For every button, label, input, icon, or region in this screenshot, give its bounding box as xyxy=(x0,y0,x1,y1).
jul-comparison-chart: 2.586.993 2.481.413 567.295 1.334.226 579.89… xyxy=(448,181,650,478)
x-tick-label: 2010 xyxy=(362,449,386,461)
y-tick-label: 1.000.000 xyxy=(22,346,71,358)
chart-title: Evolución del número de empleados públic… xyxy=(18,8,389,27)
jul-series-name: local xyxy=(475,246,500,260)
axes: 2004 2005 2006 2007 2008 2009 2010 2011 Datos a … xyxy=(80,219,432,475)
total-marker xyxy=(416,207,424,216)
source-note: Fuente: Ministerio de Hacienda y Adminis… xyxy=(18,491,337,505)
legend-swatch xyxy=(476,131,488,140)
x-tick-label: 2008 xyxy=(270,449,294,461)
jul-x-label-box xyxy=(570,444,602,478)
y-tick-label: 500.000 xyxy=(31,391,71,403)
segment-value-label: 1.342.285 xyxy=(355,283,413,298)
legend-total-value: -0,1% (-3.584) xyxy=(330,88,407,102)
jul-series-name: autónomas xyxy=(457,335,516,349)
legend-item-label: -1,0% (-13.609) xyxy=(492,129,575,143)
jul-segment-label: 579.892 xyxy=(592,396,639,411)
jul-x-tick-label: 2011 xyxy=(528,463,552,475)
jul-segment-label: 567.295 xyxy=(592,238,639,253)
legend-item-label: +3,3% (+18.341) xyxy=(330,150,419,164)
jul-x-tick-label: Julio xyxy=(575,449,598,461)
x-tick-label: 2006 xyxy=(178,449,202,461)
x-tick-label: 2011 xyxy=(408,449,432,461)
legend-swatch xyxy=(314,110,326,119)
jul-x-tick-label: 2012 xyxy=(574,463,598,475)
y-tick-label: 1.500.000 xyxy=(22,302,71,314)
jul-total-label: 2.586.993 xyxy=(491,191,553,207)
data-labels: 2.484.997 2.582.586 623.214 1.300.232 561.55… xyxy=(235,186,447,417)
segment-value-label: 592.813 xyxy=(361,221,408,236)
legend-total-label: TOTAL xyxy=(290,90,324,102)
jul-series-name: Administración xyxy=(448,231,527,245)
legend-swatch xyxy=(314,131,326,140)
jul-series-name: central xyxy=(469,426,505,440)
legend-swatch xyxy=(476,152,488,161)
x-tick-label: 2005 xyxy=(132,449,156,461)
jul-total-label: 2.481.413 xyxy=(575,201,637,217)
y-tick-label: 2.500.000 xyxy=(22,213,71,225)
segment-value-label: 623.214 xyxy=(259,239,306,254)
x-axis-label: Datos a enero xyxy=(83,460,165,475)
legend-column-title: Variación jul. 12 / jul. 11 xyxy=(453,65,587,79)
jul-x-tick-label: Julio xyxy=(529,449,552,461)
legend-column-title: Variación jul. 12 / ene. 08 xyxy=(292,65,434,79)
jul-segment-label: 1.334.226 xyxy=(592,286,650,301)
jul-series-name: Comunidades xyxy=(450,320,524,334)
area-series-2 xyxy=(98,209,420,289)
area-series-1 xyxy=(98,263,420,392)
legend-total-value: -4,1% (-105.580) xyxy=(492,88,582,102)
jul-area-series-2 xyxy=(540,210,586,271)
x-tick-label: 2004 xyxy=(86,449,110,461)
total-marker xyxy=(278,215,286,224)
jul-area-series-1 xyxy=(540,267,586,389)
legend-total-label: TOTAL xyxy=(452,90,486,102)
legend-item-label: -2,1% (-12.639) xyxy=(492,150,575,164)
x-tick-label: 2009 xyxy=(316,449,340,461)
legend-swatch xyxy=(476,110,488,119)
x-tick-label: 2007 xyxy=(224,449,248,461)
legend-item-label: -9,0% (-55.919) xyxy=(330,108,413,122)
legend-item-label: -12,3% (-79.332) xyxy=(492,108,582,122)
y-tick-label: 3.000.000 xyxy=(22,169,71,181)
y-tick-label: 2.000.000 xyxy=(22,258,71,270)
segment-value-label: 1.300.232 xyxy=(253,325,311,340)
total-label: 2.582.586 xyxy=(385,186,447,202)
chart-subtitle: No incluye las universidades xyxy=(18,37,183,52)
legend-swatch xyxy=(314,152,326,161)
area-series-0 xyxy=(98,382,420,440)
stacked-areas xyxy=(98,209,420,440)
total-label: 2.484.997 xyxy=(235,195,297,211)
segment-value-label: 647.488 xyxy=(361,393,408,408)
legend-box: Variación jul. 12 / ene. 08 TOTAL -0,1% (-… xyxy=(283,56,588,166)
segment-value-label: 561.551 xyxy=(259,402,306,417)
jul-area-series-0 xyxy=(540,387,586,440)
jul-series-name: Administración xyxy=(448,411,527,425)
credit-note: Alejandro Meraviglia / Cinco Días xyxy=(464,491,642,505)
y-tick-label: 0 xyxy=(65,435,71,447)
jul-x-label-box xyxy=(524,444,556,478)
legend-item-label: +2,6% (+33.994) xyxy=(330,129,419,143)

◆ EXERCISE PROMPT
Can you rewrite the data above, changing every "Julio" to "July" and leaving everything else the same?

◆ OUTPUT FOR THIS EXERCISE
For every button, label, input, icon, or region in this screenshot, give its bounding box as xyxy=(x0,y0,x1,y1).
jul-comparison-chart: 2.586.993 2.481.413 567.295 1.334.226 579.89… xyxy=(448,181,650,478)
x-tick-label: 2010 xyxy=(362,449,386,461)
y-tick-label: 1.000.000 xyxy=(22,346,71,358)
chart-title: Evolución del número de empleados públic… xyxy=(18,8,389,27)
jul-series-name: local xyxy=(475,246,500,260)
axes: 2004 2005 2006 2007 2008 2009 2010 2011 Datos a … xyxy=(80,219,432,475)
total-marker xyxy=(416,207,424,216)
source-note: Fuente: Ministerio de Hacienda y Adminis… xyxy=(18,491,337,505)
legend-swatch xyxy=(476,131,488,140)
x-tick-label: 2008 xyxy=(270,449,294,461)
jul-x-label-box xyxy=(570,444,602,478)
y-tick-label: 500.000 xyxy=(31,391,71,403)
segment-value-label: 1.342.285 xyxy=(355,283,413,298)
legend-total-value: -0,1% (-3.584) xyxy=(330,88,407,102)
jul-series-name: autónomas xyxy=(457,335,516,349)
legend-item-label: -1,0% (-13.609) xyxy=(492,129,575,143)
jul-segment-label: 579.892 xyxy=(592,396,639,411)
jul-x-tick-label: 2011 xyxy=(528,463,552,475)
jul-segment-label: 567.295 xyxy=(592,238,639,253)
legend-item-label: +3,3% (+18.341) xyxy=(330,150,419,164)
jul-x-tick-label: July xyxy=(575,449,598,461)
x-tick-label: 2006 xyxy=(178,449,202,461)
x-tick-label: 2011 xyxy=(408,449,432,461)
legend-swatch xyxy=(314,110,326,119)
jul-x-tick-label: 2012 xyxy=(574,463,598,475)
y-tick-label: 1.500.000 xyxy=(22,302,71,314)
jul-total-label: 2.586.993 xyxy=(491,191,553,207)
data-labels: 2.484.997 2.582.586 623.214 1.300.232 561.55… xyxy=(235,186,447,417)
segment-value-label: 592.813 xyxy=(361,221,408,236)
legend-total-label: TOTAL xyxy=(290,90,324,102)
jul-series-name: Administración xyxy=(448,231,527,245)
legend-swatch xyxy=(314,131,326,140)
jul-series-name: central xyxy=(469,426,505,440)
legend-swatch xyxy=(476,152,488,161)
x-tick-label: 2005 xyxy=(132,449,156,461)
jul-total-label: 2.481.413 xyxy=(575,201,637,217)
y-tick-label: 2.500.000 xyxy=(22,213,71,225)
segment-value-label: 623.214 xyxy=(259,239,306,254)
x-axis-label: Datos a enero xyxy=(83,460,165,475)
legend-column-title: Variación jul. 12 / jul. 11 xyxy=(453,65,587,79)
jul-x-tick-label: July xyxy=(529,449,552,461)
legend-column-title: Variación jul. 12 / ene. 08 xyxy=(292,65,434,79)
jul-segment-label: 1.334.226 xyxy=(592,286,650,301)
jul-series-name: Comunidades xyxy=(450,320,524,334)
area-series-2 xyxy=(98,209,420,289)
area-series-1 xyxy=(98,263,420,392)
legend-total-value: -4,1% (-105.580) xyxy=(492,88,582,102)
jul-area-series-2 xyxy=(540,210,586,271)
x-tick-label: 2004 xyxy=(86,449,110,461)
total-marker xyxy=(278,215,286,224)
jul-area-series-1 xyxy=(540,267,586,389)
legend-total-label: TOTAL xyxy=(452,90,486,102)
legend-item-label: -2,1% (-12.639) xyxy=(492,150,575,164)
x-tick-label: 2009 xyxy=(316,449,340,461)
legend-swatch xyxy=(476,110,488,119)
x-tick-label: 2007 xyxy=(224,449,248,461)
legend-item-label: -9,0% (-55.919) xyxy=(330,108,413,122)
legend-item-label: -12,3% (-79.332) xyxy=(492,108,582,122)
y-tick-label: 3.000.000 xyxy=(22,169,71,181)
y-tick-label: 2.000.000 xyxy=(22,258,71,270)
segment-value-label: 1.300.232 xyxy=(253,325,311,340)
total-label: 2.582.586 xyxy=(385,186,447,202)
chart-subtitle: No incluye las universidades xyxy=(18,37,183,52)
legend-swatch xyxy=(314,152,326,161)
area-series-0 xyxy=(98,382,420,440)
stacked-areas xyxy=(98,209,420,440)
total-label: 2.484.997 xyxy=(235,195,297,211)
segment-value-label: 647.488 xyxy=(361,393,408,408)
legend-box: Variación jul. 12 / ene. 08 TOTAL -0,1% (-… xyxy=(283,56,588,166)
segment-value-label: 561.551 xyxy=(259,402,306,417)
jul-area-series-0 xyxy=(540,387,586,440)
jul-series-name: Administración xyxy=(448,411,527,425)
credit-note: Alejandro Meraviglia / Cinco Días xyxy=(464,491,642,505)
y-tick-label: 0 xyxy=(65,435,71,447)
jul-x-label-box xyxy=(524,444,556,478)
legend-item-label: +2,6% (+33.994) xyxy=(330,129,419,143)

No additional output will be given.